**WHAT IS BEING ASKED:** Give the count of lines holding the string "abuse" and nothing else.

**DATA SHOWN:**
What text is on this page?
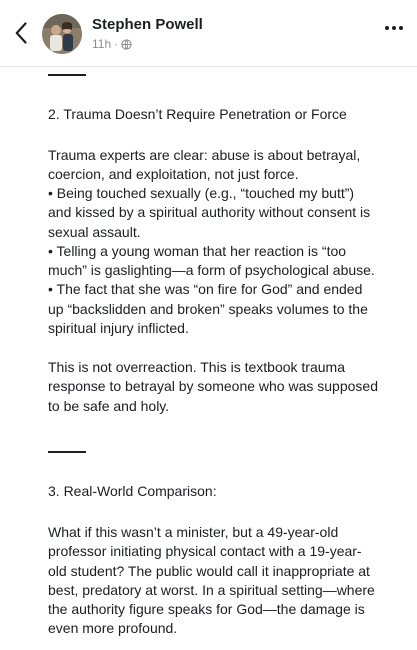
Stephen Powell
11h ·
2. Trauma Doesn’t Require Penetration or Force
Trauma experts are clear: abuse is about betrayal,
coercion, and exploitation, not just force.
• Being touched sexually (e.g., “touched my butt”)
and kissed by a spiritual authority without consent is
sexual assault.
• Telling a young woman that her reaction is “too
much” is gaslighting—a form of psychological abuse.
• The fact that she was “on fire for God” and ended
up “backslidden and broken” speaks volumes to the
spiritual injury inflicted.
This is not overreaction. This is textbook trauma
response to betrayal by someone who was supposed
to be safe and holy.
3. Real-World Comparison:
What if this wasn’t a minister, but a 49-year-old
professor initiating physical contact with a 19-year-
old student? The public would call it inappropriate at
best, predatory at worst. In a spiritual setting—where
the authority figure speaks for God—the damage is
even more profound.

**SOLUTION TO THE PROBLEM:** 2